Stored data entries
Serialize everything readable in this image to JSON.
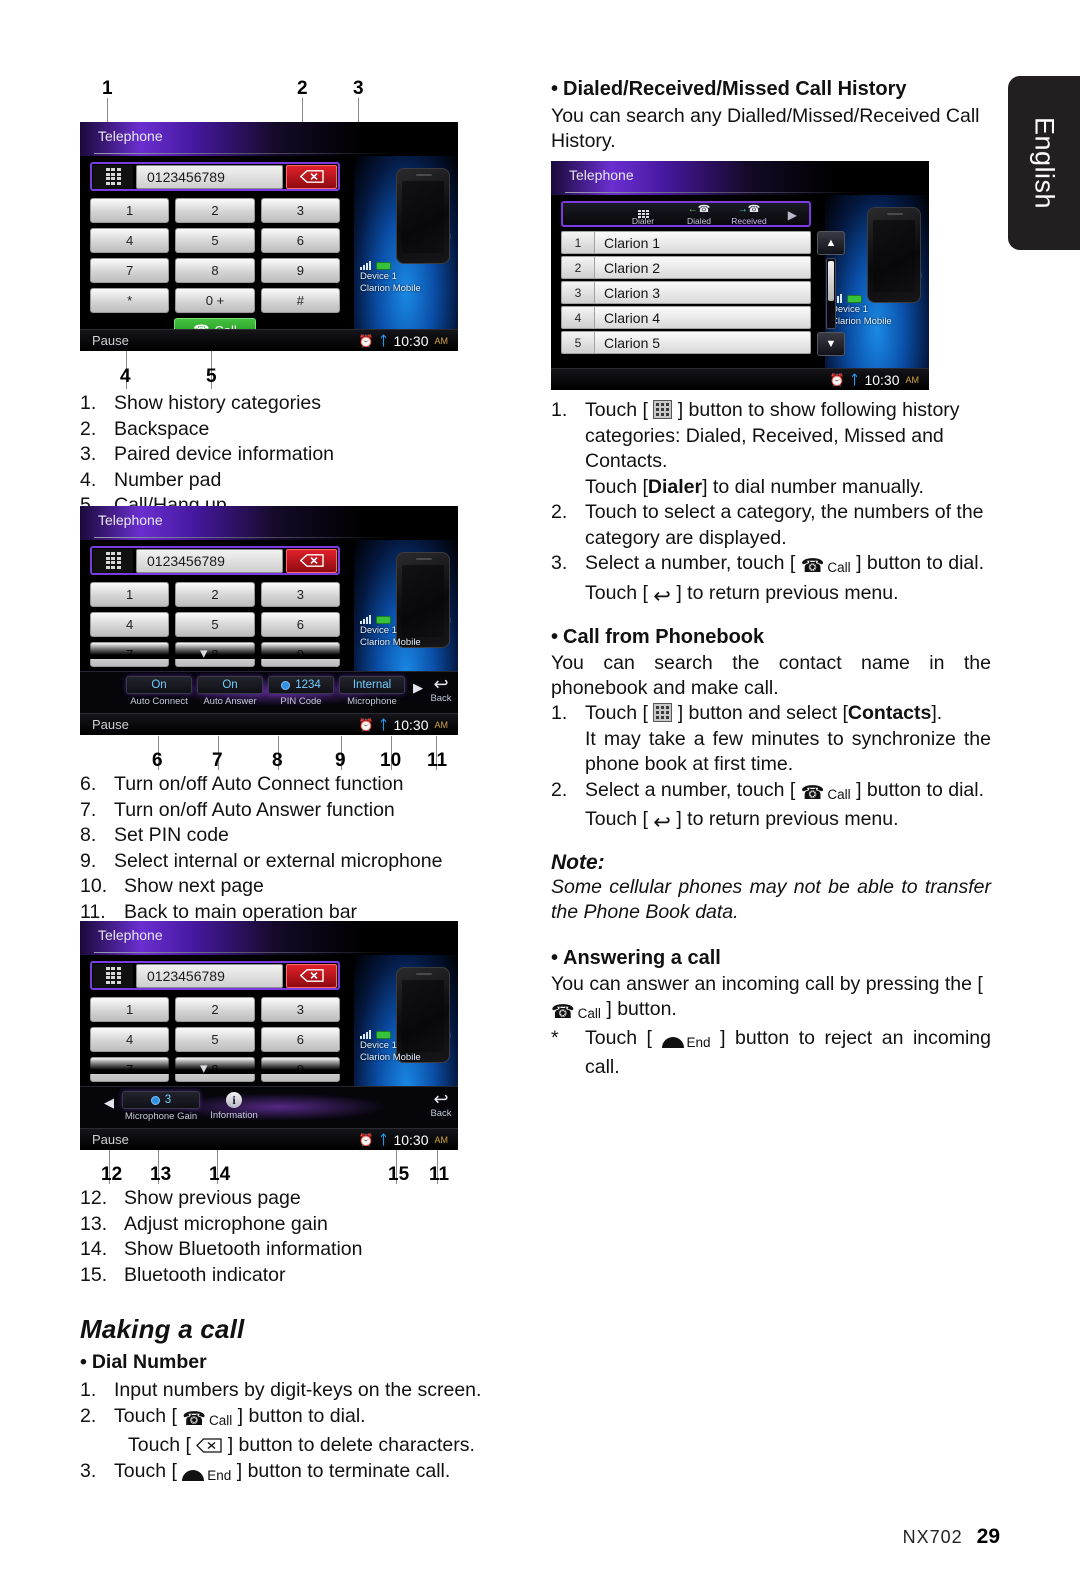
{
  "page": {
    "language_tab": "English",
    "footer_model": "NX702",
    "footer_page": "29"
  },
  "left_column": {
    "callouts_top": [
      "1",
      "2",
      "3",
      "4",
      "5"
    ],
    "list_1_5": [
      {
        "num": "1.",
        "text": "Show history categories"
      },
      {
        "num": "2.",
        "text": "Backspace"
      },
      {
        "num": "3.",
        "text": "Paired device information"
      },
      {
        "num": "4.",
        "text": "Number pad"
      },
      {
        "num": "5.",
        "text": "Call/Hang up"
      }
    ],
    "callouts_mid": [
      "6",
      "7",
      "8",
      "9",
      "10",
      "11"
    ],
    "list_6_11": [
      {
        "num": "6.",
        "text": "Turn on/off Auto Connect function"
      },
      {
        "num": "7.",
        "text": "Turn on/off Auto Answer function"
      },
      {
        "num": "8.",
        "text": "Set PIN code"
      },
      {
        "num": "9.",
        "text": "Select internal or external microphone"
      },
      {
        "num": "10.",
        "text": "Show next page"
      },
      {
        "num": "11.",
        "text": "Back to main operation bar"
      }
    ],
    "callouts_bottom": [
      "12",
      "13",
      "14",
      "15",
      "11"
    ],
    "list_12_15": [
      {
        "num": "12.",
        "text": "Show previous page"
      },
      {
        "num": "13.",
        "text": "Adjust microphone gain"
      },
      {
        "num": "14.",
        "text": "Show Bluetooth information"
      },
      {
        "num": "15.",
        "text": "Bluetooth indicator"
      }
    ],
    "making_a_call": {
      "heading": "Making a call",
      "dial_number_heading": "Dial Number",
      "step1_num": "1.",
      "step1_text": "Input numbers by digit-keys on the screen.",
      "step2_num": "2.",
      "step2_before": "Touch [",
      "step2_after": "] button to dial.",
      "step2b_before": "Touch [",
      "step2b_after": "] button to delete characters.",
      "step3_num": "3.",
      "step3_before": "Touch [",
      "step3_after": "] button to terminate call."
    }
  },
  "right_column": {
    "history": {
      "heading": "Dialed/Received/Missed Call History",
      "intro": "You can search any Dialled/Missed/Received Call History.",
      "step1_num": "1.",
      "step1_a": "Touch [",
      "step1_b": "] button to show following history categories: Dialed, Received, Missed and Contacts.",
      "step1_sub_a": "Touch [",
      "step1_sub_bold": "Dialer",
      "step1_sub_b": "] to dial number manually.",
      "step2_num": "2.",
      "step2_text": "Touch to select a category, the numbers of the category are displayed.",
      "step3_num": "3.",
      "step3_a": "Select a number, touch [",
      "step3_b": "] button to dial.",
      "step3_sub_a": "Touch [",
      "step3_sub_b": "] to return previous menu."
    },
    "phonebook": {
      "heading": "Call from Phonebook",
      "intro": "You can search the contact name in the phonebook and make call.",
      "step1_num": "1.",
      "step1_a": "Touch [",
      "step1_b": "] button and select [",
      "step1_bold": "Contacts",
      "step1_c": "].",
      "step1_sub": "It may take a few minutes to synchronize the phone book at first time.",
      "step2_num": "2.",
      "step2_a": "Select a number, touch [",
      "step2_b": "] button to dial.",
      "step2_sub_a": "Touch [",
      "step2_sub_b": "] to return previous menu."
    },
    "note": {
      "heading": "Note:",
      "body": "Some cellular phones may not be able to transfer the Phone Book data."
    },
    "answering": {
      "heading": "Answering a call",
      "line1_a": "You can answer an incoming call by pressing the [",
      "line1_b": "] button.",
      "star": "*",
      "star_a": "Touch [",
      "star_b": "] button to reject an incoming call."
    }
  },
  "screens": {
    "dialer": {
      "title": "Telephone",
      "number_value": "0123456789",
      "keys": [
        "1",
        "2",
        "3",
        "4",
        "5",
        "6",
        "7",
        "8",
        "9",
        "*",
        "0 +",
        "#"
      ],
      "call_label": "Call",
      "status_left": "Pause",
      "clock": "10:30",
      "clock_suffix": "AM",
      "device_name": "Device 1",
      "device_model": "Clarion Mobile",
      "device_index": "1"
    },
    "settings_bar_1": {
      "items": [
        {
          "value": "On",
          "label": "Auto Connect"
        },
        {
          "value": "On",
          "label": "Auto Answer"
        },
        {
          "value": "1234",
          "label": "PIN Code"
        },
        {
          "value": "Internal",
          "label": "Microphone"
        }
      ],
      "next_label": "",
      "back_label": "Back"
    },
    "settings_bar_2": {
      "mic_gain_value": "3",
      "mic_gain_label": "Microphone Gain",
      "information_label": "Information",
      "back_label": "Back"
    },
    "history_list": {
      "title": "Telephone",
      "tabs": [
        {
          "label": "Dialer",
          "icon": "keypad-icon"
        },
        {
          "label": "Dialed",
          "icon": "arrow-in-call-icon"
        },
        {
          "label": "Received",
          "icon": "arrow-out-call-icon"
        }
      ],
      "rows": [
        {
          "index": "1",
          "name": "Clarion 1"
        },
        {
          "index": "2",
          "name": "Clarion 2"
        },
        {
          "index": "3",
          "name": "Clarion 3"
        },
        {
          "index": "4",
          "name": "Clarion 4"
        },
        {
          "index": "5",
          "name": "Clarion 5"
        }
      ],
      "clock": "10:30",
      "clock_suffix": "AM",
      "device_name": "Device 1",
      "device_model": "Clarion Mobile",
      "device_index": "1"
    }
  },
  "colors": {
    "accent_purple": "#7a3ce0",
    "call_green": "#2fae2b",
    "backspace_red": "#c51a22",
    "bluetooth_blue": "#1f9bf0"
  }
}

TASK OBJECTIVE: Using the entries above, state how many lines include the word "previous", with no other words.

RESPONSE TO THIS EXERCISE: 3